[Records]
━━━━━━━━━━━━━━━━━━━━
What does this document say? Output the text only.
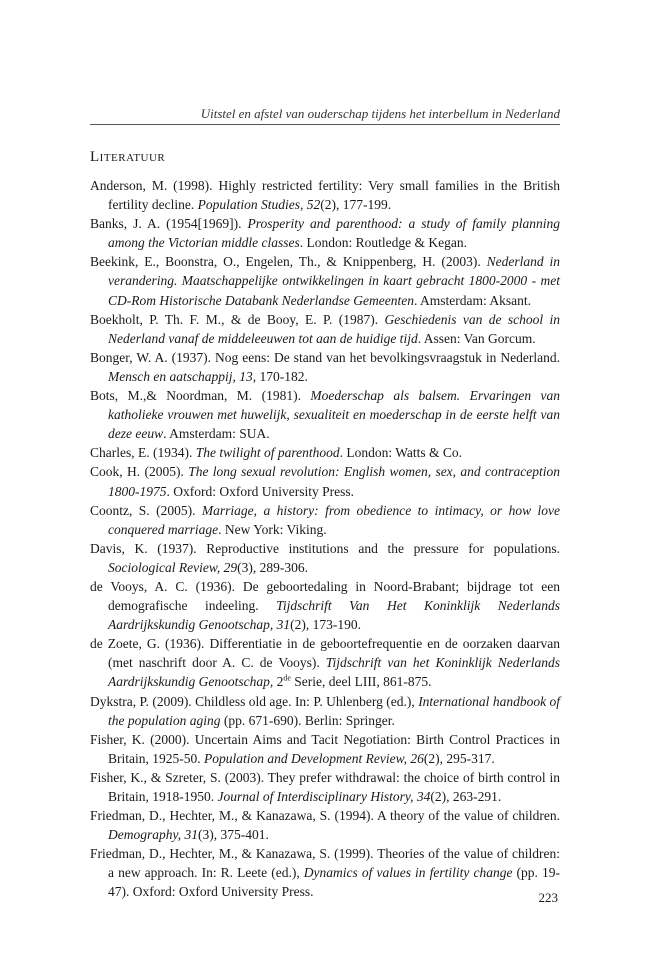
Uitstel en afstel van ouderschap tijdens het interbellum in Nederland
Literatuur

Anderson, M. (1998). Highly restricted fertility: Very small families in the British fertility decline. Population Studies, 52(2), 177-199.

Banks, J. A. (1954[1969]). Prosperity and parenthood: a study of family planning among the Victorian middle classes. London: Routledge & Kegan.

Beekink, E., Boonstra, O., Engelen, Th., & Knippenberg, H. (2003). Nederland in verandering. Maatschappelijke ontwikkelingen in kaart gebracht 1800-2000 - met CD-Rom Historische Databank Nederlandse Gemeenten. Amsterdam: Aksant.

Boekholt, P. Th. F. M., & de Booy, E. P. (1987). Geschiedenis van de school in Nederland vanaf de middeleeuwen tot aan de huidige tijd. Assen: Van Gorcum.

Bonger, W. A. (1937). Nog eens: De stand van het bevolkingsvraagstuk in Nederland. Mensch en aatschappij, 13, 170-182.

Bots, M.,& Noordman, M. (1981). Moederschap als balsem. Ervaringen van katholieke vrouwen met huwelijk, sexualiteit en moederschap in de eerste helft van deze eeuw. Amsterdam: SUA.

Charles, E. (1934). The twilight of parenthood. London: Watts & Co.

Cook, H. (2005). The long sexual revolution: English women, sex, and contraception 1800-1975. Oxford: Oxford University Press.

Coontz, S. (2005). Marriage, a history: from obedience to intimacy, or how love conquered marriage. New York: Viking.

Davis, K. (1937). Reproductive institutions and the pressure for populations. Sociological Review, 29(3), 289-306.

de Vooys, A. C. (1936). De geboortedaling in Noord-Brabant; bijdrage tot een demografische indeeling. Tijdschrift Van Het Koninklijk Nederlands Aardrijkskundig Genootschap, 31(2), 173-190.

de Zoete, G. (1936). Differentiatie in de geboortefrequentie en de oorzaken daarvan (met naschrift door A. C. de Vooys). Tijdschrift van het Koninklijk Nederlands Aardrijkskundig Genootschap, 2de Serie, deel LIII, 861-875.

Dykstra, P. (2009). Childless old age. In: P. Uhlenberg (ed.), International handbook of the population aging (pp. 671-690). Berlin: Springer.

Fisher, K. (2000). Uncertain Aims and Tacit Negotiation: Birth Control Practices in Britain, 1925-50. Population and Development Review, 26(2), 295-317.

Fisher, K., & Szreter, S. (2003). They prefer withdrawal: the choice of birth control in Britain, 1918-1950. Journal of Interdisciplinary History, 34(2), 263-291.

Friedman, D., Hechter, M., & Kanazawa, S. (1994). A theory of the value of children. Demography, 31(3), 375-401.

Friedman, D., Hechter, M., & Kanazawa, S. (1999). Theories of the value of children: a new approach. In: R. Leete (ed.), Dynamics of values in fertility change (pp. 19-47). Oxford: Oxford University Press.	223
━━━━━━━━━━━━━━━━━━━━
**Exercise instructions**
Show the lines of the records that include the string "Hechter".

**Task response**
Friedman, D., Hechter, M., & Kanazawa, S. (1994). A theory of the value of children. Demography, 31(3), 375-401.
Friedman, D., Hechter, M., & Kanazawa, S. (1999). Theories of the value of children: a new approach. In: R. Leete (ed.), Dynamics of values in fertility change (pp. 19-47). Oxford: Oxford University Press.	223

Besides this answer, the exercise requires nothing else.